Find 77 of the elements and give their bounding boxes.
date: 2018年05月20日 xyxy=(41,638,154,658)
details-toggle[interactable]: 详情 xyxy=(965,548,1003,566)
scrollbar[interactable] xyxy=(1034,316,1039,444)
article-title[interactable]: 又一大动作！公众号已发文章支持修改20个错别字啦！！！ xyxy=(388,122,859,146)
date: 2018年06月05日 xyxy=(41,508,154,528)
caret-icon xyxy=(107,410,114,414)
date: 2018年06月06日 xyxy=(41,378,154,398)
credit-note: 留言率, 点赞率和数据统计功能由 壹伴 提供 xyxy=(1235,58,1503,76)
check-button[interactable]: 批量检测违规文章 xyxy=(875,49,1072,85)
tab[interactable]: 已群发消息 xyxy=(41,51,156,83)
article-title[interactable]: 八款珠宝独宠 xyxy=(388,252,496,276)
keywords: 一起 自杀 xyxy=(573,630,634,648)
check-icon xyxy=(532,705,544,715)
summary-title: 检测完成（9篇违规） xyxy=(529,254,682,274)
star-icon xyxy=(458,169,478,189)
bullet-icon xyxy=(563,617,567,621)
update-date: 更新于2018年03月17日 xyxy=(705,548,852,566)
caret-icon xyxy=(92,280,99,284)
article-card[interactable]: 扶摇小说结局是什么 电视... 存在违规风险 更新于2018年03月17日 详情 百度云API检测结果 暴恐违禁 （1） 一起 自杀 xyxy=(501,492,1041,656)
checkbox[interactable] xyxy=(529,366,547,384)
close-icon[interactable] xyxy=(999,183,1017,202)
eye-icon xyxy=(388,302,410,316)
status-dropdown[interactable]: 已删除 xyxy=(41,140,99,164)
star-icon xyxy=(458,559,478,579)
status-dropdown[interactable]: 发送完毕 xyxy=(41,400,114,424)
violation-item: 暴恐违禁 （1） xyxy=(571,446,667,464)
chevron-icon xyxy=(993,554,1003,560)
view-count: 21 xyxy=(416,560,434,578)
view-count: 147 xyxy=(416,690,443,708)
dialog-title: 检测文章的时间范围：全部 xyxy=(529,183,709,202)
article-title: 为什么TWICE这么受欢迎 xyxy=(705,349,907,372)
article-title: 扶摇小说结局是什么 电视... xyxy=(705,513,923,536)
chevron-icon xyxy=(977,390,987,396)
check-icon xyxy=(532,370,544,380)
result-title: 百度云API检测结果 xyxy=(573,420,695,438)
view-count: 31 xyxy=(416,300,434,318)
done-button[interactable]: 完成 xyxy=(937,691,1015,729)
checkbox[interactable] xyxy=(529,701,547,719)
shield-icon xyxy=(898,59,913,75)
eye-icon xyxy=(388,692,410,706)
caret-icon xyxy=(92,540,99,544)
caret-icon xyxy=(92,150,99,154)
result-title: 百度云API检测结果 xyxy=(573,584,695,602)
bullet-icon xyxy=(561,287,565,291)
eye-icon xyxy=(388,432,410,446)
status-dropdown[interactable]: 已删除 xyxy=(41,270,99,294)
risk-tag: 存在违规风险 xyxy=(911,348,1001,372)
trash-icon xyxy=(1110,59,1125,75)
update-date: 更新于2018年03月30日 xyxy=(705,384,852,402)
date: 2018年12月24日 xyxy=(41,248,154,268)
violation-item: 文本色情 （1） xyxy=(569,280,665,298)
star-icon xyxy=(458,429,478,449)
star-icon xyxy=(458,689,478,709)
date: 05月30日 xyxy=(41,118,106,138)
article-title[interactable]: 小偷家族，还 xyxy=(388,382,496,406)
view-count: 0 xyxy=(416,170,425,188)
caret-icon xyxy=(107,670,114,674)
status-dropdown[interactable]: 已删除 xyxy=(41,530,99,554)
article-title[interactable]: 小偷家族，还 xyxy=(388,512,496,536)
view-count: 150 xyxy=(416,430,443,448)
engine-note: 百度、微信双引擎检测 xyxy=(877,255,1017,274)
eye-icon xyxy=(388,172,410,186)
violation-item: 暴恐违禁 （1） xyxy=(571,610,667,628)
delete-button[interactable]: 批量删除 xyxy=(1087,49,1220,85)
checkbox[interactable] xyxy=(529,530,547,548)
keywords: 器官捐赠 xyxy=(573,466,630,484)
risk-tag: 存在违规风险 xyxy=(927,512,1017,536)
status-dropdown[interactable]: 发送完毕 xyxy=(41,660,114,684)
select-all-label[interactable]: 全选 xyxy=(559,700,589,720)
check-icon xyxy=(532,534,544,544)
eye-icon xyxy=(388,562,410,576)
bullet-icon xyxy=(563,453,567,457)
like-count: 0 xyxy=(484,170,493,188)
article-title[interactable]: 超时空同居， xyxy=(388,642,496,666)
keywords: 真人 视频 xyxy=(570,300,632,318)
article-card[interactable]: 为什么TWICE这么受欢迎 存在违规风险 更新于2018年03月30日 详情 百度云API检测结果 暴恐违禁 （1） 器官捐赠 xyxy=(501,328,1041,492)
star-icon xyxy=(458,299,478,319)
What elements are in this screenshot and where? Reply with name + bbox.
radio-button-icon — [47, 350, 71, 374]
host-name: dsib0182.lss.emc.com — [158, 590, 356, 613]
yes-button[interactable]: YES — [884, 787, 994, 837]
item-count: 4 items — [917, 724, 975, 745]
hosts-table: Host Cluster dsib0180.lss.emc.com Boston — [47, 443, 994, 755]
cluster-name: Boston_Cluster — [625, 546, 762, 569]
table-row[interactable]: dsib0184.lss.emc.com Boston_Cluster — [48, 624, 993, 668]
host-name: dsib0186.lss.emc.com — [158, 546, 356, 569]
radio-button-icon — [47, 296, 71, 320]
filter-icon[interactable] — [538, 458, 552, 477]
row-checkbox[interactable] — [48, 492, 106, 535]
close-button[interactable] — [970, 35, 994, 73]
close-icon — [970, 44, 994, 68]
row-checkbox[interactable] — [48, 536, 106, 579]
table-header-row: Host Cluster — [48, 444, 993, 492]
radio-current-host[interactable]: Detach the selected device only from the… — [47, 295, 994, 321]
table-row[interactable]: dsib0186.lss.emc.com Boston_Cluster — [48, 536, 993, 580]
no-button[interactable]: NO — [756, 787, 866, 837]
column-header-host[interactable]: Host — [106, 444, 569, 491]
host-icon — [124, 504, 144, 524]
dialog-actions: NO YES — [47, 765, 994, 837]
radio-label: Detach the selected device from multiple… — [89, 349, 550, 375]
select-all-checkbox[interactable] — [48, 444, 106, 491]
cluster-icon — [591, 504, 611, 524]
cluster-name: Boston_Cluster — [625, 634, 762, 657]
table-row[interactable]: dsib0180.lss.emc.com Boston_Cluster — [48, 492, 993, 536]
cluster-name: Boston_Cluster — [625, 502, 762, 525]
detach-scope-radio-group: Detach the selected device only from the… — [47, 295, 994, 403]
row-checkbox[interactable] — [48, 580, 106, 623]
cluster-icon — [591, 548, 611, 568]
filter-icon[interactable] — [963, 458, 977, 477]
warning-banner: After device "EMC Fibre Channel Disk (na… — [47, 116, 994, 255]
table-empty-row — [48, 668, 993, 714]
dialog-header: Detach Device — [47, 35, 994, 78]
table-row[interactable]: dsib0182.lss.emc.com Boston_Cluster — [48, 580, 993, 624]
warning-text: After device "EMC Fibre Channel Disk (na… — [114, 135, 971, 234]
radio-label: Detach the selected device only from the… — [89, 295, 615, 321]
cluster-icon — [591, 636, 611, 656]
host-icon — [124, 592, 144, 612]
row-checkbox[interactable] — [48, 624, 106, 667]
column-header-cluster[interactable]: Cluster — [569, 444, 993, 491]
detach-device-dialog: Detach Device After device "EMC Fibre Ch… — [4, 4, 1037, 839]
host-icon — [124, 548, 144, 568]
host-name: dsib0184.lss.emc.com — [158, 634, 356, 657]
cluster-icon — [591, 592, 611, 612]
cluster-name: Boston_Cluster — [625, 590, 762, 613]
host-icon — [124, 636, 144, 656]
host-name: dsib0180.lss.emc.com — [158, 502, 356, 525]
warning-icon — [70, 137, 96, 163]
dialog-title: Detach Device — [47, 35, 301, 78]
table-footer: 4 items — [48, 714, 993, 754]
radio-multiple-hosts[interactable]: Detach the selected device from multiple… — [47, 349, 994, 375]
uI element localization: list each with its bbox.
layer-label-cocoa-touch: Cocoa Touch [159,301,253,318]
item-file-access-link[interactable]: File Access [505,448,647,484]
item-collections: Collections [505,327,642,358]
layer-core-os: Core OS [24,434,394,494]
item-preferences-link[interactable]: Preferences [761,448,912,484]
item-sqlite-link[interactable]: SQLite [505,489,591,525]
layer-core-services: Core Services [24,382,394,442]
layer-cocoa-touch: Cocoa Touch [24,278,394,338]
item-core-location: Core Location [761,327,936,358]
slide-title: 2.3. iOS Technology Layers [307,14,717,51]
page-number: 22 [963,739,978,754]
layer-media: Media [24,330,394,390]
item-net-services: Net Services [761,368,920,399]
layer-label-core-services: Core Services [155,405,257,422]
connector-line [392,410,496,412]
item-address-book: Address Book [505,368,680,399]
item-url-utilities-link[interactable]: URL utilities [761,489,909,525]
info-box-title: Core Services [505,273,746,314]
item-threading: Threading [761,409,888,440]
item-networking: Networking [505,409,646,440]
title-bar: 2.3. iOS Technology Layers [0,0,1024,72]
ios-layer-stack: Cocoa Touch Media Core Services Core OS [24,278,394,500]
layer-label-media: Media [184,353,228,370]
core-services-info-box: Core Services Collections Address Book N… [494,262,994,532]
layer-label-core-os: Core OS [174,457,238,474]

→ STATED GOAL
Reproduce the lines without any change, starting at the very first line and ending at the line that contains "credit-note: 留言率, 点赞率和数据统计功能由", with both of those lines included.

→ COMPLETE RESPONSE
Find 77 of the elements and give their bounding boxes.
date: 2018年05月20日 xyxy=(41,638,154,658)
details-toggle[interactable]: 详情 xyxy=(965,548,1003,566)
scrollbar[interactable] xyxy=(1034,316,1039,444)
article-title[interactable]: 又一大动作！公众号已发文章支持修改20个错别字啦！！！ xyxy=(388,122,859,146)
date: 2018年06月05日 xyxy=(41,508,154,528)
caret-icon xyxy=(107,410,114,414)
date: 2018年06月06日 xyxy=(41,378,154,398)
credit-note: 留言率, 点赞率和数据统计功能由 壹伴 提供 xyxy=(1235,58,1503,76)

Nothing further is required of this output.